# START OF Stored rows
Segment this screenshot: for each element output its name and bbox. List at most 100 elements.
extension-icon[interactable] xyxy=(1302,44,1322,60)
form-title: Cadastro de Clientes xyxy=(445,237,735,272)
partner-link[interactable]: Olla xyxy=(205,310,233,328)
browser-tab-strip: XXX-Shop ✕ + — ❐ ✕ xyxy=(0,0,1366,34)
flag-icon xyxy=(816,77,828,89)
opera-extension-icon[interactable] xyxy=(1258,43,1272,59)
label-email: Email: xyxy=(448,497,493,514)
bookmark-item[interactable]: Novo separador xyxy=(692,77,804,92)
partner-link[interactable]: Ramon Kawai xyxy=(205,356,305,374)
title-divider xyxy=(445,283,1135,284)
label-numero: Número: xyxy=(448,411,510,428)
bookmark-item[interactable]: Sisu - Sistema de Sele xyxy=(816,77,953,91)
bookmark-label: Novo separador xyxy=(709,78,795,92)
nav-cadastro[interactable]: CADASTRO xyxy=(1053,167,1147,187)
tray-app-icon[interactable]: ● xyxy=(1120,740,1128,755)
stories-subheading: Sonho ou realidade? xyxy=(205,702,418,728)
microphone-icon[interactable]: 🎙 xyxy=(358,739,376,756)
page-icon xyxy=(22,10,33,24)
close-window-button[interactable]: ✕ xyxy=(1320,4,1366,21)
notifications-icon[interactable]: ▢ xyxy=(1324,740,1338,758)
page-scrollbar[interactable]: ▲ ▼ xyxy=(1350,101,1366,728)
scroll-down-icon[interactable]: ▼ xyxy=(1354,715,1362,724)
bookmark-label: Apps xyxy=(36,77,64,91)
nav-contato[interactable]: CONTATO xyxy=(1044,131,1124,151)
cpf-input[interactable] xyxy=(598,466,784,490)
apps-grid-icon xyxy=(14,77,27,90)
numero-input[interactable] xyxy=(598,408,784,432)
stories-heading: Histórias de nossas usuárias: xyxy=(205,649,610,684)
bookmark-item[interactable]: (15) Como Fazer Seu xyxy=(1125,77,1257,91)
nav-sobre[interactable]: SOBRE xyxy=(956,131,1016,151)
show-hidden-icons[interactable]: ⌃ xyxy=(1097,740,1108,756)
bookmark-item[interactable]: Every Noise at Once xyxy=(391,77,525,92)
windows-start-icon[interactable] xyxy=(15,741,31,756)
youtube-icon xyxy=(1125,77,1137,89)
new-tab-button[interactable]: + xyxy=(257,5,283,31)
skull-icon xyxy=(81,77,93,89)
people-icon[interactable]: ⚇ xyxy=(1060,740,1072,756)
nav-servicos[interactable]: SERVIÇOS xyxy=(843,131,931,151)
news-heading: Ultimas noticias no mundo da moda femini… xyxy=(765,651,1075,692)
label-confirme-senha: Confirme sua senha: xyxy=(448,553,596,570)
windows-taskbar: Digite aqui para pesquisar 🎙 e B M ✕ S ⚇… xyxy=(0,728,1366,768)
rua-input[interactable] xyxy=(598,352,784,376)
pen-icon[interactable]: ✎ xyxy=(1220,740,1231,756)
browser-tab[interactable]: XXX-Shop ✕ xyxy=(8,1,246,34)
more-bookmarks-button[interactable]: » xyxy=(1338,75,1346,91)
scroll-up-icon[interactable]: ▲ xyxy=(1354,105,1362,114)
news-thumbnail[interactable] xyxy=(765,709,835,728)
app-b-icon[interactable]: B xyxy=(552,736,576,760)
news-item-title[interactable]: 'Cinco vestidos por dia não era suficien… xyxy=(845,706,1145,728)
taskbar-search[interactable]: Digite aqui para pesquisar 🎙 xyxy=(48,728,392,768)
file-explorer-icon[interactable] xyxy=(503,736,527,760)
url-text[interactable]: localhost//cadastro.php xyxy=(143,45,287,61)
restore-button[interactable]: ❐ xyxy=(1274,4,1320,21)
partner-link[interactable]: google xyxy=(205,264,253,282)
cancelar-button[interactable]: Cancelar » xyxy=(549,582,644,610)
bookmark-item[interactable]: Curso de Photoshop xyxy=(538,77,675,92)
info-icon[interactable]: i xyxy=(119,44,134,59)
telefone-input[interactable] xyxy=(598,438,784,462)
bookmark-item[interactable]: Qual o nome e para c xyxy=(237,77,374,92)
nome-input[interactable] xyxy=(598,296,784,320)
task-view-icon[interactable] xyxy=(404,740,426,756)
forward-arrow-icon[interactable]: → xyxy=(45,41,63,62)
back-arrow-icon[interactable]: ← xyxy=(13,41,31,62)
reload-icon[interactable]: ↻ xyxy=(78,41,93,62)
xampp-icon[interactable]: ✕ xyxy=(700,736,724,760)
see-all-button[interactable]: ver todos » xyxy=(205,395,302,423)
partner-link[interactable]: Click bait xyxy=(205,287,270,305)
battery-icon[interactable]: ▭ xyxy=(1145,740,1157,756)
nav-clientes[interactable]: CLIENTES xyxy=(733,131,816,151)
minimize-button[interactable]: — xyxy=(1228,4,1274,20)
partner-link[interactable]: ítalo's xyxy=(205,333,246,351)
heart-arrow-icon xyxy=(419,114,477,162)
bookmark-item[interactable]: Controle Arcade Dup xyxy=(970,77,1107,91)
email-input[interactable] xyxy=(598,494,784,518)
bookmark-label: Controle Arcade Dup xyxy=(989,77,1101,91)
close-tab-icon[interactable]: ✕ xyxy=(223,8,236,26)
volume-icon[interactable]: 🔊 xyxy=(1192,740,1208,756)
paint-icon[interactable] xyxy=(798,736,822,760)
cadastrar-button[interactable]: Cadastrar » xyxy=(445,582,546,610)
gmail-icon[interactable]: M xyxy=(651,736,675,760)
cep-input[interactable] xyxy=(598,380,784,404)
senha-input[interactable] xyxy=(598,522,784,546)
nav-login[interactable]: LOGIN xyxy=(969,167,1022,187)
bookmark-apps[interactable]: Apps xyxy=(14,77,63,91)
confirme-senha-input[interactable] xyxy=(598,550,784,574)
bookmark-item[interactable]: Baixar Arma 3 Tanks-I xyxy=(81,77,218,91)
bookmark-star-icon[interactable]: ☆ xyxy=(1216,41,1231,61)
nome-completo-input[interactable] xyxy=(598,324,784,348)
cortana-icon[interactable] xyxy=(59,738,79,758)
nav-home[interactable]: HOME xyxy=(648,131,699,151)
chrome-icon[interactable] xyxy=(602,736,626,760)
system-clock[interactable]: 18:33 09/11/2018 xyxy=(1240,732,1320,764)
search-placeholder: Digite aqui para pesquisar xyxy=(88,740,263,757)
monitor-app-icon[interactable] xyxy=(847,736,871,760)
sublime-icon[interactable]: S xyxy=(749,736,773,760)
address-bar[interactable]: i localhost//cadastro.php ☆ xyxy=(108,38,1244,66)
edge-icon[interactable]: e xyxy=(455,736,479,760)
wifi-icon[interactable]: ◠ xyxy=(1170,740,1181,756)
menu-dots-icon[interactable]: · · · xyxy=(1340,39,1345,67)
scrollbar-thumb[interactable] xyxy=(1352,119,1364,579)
# END OF Stored rows
Copy the entries from the first one through the line with "nav-servicos[interactable]: SERVIÇOS xyxy=(843,131,931,151)", changing every "bookmark-item" to "bookmark-link" and leaving everything else as it is.

> _Task answer_
Segment this screenshot: for each element output its name and bbox. List at most 100 elements.
extension-icon[interactable] xyxy=(1302,44,1322,60)
form-title: Cadastro de Clientes xyxy=(445,237,735,272)
partner-link[interactable]: Olla xyxy=(205,310,233,328)
browser-tab-strip: XXX-Shop ✕ + — ❐ ✕ xyxy=(0,0,1366,34)
flag-icon xyxy=(816,77,828,89)
opera-extension-icon[interactable] xyxy=(1258,43,1272,59)
label-email: Email: xyxy=(448,497,493,514)
bookmark-link[interactable]: Novo separador xyxy=(692,77,804,92)
partner-link[interactable]: Ramon Kawai xyxy=(205,356,305,374)
title-divider xyxy=(445,283,1135,284)
label-numero: Número: xyxy=(448,411,510,428)
bookmark-link[interactable]: Sisu - Sistema de Sele xyxy=(816,77,953,91)
bookmark-label: Novo separador xyxy=(709,78,795,92)
nav-cadastro[interactable]: CADASTRO xyxy=(1053,167,1147,187)
tray-app-icon[interactable]: ● xyxy=(1120,740,1128,755)
stories-subheading: Sonho ou realidade? xyxy=(205,702,418,728)
microphone-icon[interactable]: 🎙 xyxy=(358,739,376,756)
page-icon xyxy=(22,10,33,24)
close-window-button[interactable]: ✕ xyxy=(1320,4,1366,21)
notifications-icon[interactable]: ▢ xyxy=(1324,740,1338,758)
page-scrollbar[interactable]: ▲ ▼ xyxy=(1350,101,1366,728)
scroll-down-icon[interactable]: ▼ xyxy=(1354,715,1362,724)
bookmark-label: Apps xyxy=(36,77,64,91)
nav-contato[interactable]: CONTATO xyxy=(1044,131,1124,151)
cpf-input[interactable] xyxy=(598,466,784,490)
apps-grid-icon xyxy=(14,77,27,90)
numero-input[interactable] xyxy=(598,408,784,432)
stories-heading: Histórias de nossas usuárias: xyxy=(205,649,610,684)
bookmark-link[interactable]: (15) Como Fazer Seu xyxy=(1125,77,1257,91)
nav-sobre[interactable]: SOBRE xyxy=(956,131,1016,151)
show-hidden-icons[interactable]: ⌃ xyxy=(1097,740,1108,756)
bookmark-link[interactable]: Every Noise at Once xyxy=(391,77,525,92)
windows-start-icon[interactable] xyxy=(15,741,31,756)
youtube-icon xyxy=(1125,77,1137,89)
new-tab-button[interactable]: + xyxy=(257,5,283,31)
skull-icon xyxy=(81,77,93,89)
people-icon[interactable]: ⚇ xyxy=(1060,740,1072,756)
nav-servicos[interactable]: SERVIÇOS xyxy=(843,131,931,151)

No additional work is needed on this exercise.